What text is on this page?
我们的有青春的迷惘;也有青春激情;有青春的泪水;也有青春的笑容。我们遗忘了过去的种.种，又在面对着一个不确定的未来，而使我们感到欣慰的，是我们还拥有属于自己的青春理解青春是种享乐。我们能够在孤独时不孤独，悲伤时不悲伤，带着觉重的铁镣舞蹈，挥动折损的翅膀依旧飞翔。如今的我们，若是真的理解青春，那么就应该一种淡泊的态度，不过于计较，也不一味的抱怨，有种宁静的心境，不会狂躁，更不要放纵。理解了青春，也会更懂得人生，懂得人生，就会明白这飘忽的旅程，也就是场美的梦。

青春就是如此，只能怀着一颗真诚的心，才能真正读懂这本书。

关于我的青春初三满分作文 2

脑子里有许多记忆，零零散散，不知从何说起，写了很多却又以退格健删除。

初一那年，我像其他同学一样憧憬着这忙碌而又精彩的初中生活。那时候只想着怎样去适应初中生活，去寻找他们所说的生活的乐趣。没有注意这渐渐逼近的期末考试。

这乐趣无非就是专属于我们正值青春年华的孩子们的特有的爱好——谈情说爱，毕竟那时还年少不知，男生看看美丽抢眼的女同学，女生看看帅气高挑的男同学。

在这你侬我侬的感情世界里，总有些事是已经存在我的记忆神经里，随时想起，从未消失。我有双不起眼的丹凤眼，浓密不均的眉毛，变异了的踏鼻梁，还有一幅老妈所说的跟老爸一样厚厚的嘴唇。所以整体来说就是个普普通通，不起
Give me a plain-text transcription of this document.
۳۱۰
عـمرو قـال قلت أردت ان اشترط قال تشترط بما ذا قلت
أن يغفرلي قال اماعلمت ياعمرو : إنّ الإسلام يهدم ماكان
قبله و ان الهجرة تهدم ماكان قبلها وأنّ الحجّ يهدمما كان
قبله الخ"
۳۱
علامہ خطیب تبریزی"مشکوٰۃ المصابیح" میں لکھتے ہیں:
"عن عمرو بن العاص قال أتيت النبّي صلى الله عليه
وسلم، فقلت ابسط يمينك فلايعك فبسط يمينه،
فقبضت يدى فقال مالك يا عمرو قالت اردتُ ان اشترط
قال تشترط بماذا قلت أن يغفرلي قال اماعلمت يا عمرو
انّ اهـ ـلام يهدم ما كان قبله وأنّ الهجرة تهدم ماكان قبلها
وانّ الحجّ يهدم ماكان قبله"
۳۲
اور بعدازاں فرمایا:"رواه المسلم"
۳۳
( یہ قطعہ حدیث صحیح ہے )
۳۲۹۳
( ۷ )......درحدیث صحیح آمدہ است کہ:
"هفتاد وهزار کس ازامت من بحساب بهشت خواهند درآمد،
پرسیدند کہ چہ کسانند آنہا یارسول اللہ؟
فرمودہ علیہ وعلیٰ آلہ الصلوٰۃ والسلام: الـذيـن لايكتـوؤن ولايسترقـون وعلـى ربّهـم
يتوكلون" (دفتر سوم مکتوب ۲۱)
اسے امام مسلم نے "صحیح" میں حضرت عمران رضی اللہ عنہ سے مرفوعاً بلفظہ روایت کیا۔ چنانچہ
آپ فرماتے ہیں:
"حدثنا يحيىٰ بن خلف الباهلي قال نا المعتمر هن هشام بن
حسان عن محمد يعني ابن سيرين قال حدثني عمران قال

## What to work on
Each line with the string "تشترط" in it needs to be found and copied.

## Written solution
عـمرو قـال قلت أردت ان اشترط قال تشترط بما ذا قلت
قال تشترط بماذا قلت أن يغفرلي قال اماعلمت يا عمرو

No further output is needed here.